- _Job_
Go through the listing below and gather every line with the word "FERIALI".

— START Records for the exercise —

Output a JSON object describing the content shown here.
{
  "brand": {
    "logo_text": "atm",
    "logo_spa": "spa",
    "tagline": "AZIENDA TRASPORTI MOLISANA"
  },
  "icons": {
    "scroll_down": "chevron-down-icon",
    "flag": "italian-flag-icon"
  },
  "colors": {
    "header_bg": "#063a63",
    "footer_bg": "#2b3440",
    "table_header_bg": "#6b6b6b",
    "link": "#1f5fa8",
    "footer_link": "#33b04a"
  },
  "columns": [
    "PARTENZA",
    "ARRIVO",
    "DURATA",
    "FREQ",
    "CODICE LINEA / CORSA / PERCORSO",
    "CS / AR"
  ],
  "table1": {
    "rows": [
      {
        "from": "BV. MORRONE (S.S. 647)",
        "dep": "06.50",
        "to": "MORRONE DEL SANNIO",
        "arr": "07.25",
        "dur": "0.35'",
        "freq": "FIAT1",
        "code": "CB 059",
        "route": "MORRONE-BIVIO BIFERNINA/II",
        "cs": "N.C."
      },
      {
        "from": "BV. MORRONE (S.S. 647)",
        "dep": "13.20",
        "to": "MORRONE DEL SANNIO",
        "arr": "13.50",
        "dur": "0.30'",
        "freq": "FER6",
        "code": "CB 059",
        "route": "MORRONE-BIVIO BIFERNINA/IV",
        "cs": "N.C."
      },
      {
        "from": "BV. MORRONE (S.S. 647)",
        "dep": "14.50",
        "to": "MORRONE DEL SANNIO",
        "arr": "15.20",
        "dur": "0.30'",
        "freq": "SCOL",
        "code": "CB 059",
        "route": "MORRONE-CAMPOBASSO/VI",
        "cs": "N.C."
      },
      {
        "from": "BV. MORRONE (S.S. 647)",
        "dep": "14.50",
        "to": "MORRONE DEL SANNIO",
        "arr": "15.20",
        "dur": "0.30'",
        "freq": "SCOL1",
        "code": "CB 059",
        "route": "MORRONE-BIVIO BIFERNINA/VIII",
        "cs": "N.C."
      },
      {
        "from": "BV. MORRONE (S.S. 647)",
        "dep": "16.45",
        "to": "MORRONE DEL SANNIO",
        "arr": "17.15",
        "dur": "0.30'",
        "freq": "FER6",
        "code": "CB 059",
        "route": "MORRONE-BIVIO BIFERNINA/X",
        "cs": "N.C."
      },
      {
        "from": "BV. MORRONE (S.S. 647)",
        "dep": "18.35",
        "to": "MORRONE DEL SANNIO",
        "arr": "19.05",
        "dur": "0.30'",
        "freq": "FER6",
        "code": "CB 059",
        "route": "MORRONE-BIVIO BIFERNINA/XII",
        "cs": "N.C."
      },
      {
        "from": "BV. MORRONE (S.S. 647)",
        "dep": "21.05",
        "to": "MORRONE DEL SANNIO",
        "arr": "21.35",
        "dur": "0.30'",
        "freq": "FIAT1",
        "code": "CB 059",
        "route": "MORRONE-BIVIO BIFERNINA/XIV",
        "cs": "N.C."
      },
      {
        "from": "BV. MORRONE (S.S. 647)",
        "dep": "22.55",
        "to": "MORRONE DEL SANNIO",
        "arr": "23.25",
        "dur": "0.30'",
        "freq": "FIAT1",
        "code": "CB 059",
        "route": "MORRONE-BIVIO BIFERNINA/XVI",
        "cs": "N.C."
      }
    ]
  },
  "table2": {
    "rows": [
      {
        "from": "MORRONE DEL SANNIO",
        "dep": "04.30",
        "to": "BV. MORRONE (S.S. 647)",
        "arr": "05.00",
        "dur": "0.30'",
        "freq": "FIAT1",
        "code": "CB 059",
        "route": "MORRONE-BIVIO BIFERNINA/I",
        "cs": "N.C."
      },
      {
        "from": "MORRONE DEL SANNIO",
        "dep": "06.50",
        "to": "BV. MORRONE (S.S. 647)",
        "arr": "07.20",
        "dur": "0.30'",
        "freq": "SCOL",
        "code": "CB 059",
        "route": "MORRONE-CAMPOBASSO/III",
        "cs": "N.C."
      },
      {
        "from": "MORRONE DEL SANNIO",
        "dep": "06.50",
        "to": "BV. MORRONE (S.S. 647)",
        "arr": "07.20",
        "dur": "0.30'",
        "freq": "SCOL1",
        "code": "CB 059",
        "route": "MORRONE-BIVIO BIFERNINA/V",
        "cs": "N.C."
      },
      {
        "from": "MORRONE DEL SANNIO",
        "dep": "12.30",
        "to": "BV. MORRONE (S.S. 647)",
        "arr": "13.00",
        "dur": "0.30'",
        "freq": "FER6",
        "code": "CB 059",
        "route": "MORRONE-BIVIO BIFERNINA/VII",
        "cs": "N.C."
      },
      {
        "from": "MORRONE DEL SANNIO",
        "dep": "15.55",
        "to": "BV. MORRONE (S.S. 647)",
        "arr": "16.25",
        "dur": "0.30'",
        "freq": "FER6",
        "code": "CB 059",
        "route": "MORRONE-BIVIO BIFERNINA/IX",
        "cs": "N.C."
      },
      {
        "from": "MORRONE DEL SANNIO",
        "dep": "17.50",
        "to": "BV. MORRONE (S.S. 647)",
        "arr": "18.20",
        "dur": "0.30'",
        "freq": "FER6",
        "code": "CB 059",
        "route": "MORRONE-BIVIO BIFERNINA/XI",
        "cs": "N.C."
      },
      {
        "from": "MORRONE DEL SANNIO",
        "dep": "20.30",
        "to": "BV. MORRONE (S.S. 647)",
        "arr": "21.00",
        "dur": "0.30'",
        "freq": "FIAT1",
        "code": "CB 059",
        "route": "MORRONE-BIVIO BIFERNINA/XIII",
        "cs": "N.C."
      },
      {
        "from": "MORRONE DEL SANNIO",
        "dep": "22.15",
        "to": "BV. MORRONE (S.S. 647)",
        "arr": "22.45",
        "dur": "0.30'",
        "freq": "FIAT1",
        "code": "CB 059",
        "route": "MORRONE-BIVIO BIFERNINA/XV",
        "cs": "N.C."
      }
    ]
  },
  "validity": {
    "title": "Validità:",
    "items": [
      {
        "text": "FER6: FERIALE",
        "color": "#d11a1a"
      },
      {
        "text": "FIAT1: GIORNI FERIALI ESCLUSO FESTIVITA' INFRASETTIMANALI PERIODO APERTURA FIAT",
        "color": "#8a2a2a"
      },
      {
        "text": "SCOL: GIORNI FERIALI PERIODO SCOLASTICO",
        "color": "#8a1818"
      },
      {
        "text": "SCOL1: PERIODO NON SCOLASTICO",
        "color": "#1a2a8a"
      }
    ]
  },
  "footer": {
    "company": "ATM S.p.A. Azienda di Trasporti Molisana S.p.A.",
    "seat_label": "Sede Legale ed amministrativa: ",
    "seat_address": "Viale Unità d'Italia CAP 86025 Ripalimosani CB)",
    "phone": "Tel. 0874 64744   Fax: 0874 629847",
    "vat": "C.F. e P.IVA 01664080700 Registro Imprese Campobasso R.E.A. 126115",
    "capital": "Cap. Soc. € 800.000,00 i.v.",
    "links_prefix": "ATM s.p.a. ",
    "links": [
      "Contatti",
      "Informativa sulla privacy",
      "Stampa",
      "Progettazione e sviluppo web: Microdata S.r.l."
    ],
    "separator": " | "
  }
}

— END Records for the exercise —

- _Task result_
        "text": "FIAT1: GIORNI FERIALI ESCLUSO FESTIVITA' INFRASETTIMANALI PERIODO APERTURA FIAT",
        "text": "SCOL: GIORNI FERIALI PERIODO SCOLASTICO",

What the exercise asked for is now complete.